+++ Extracted material

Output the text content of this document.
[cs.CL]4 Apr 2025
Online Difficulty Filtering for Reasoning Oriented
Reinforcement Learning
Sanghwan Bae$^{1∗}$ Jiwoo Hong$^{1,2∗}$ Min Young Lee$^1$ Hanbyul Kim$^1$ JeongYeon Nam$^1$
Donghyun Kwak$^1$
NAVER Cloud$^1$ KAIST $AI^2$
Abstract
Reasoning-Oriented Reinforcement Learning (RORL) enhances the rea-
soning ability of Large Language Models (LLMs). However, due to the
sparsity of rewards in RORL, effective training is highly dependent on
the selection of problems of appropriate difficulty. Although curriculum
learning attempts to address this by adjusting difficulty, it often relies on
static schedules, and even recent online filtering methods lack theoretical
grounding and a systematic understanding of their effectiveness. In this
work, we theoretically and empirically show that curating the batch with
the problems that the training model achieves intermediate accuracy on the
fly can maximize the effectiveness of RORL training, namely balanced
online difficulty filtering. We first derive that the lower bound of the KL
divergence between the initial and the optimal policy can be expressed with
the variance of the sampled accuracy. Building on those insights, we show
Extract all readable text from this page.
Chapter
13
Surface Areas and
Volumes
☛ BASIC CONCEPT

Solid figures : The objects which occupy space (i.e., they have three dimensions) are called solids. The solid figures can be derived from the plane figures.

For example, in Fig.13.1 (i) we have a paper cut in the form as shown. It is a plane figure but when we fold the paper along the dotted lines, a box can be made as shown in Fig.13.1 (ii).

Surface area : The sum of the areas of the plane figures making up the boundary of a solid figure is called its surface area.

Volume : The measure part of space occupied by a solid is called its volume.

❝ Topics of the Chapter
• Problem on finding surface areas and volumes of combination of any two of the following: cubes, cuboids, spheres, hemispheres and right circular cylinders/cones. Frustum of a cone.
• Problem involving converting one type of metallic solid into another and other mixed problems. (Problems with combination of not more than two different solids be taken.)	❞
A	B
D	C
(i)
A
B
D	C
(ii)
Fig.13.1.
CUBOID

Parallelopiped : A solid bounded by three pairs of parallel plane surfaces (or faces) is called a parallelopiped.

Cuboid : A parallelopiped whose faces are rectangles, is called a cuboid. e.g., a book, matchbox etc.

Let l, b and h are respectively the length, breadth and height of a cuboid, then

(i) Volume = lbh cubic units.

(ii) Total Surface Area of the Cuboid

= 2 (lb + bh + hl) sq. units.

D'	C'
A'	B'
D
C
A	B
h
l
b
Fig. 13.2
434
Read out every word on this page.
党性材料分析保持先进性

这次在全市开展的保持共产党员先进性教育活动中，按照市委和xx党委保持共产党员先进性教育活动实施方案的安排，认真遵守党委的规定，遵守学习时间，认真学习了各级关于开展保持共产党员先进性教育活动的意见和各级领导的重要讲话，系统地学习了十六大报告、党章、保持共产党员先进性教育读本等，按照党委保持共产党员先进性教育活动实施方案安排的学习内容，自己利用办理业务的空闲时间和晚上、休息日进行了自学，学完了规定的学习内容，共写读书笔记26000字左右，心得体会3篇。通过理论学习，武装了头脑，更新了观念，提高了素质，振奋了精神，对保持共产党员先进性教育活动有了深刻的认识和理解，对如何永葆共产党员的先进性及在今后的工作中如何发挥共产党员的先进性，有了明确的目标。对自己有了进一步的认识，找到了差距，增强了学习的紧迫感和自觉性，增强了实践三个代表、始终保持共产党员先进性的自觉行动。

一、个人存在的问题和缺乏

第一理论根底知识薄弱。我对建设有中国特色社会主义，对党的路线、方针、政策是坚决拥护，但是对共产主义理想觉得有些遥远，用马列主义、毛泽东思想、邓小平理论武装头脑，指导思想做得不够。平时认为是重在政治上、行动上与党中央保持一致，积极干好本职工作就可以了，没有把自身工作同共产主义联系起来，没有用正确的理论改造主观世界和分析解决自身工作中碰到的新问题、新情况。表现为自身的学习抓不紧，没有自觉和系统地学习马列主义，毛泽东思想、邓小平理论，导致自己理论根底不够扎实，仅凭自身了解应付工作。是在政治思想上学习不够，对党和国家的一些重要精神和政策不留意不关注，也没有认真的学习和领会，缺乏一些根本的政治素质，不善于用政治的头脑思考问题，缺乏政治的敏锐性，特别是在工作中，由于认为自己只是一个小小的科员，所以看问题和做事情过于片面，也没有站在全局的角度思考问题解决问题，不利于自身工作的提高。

++++++

▶ _Short task_:
Identify the lines that hold the word "RORL". Copy every one of them.

▶ _Solution to the problem_:
Reasoning-Oriented Reinforcement Learning (RORL) enhances the rea-
sparsity of rewards in RORL, effective training is highly dependent on
fly can maximize the effectiveness of RORL training, namely balanced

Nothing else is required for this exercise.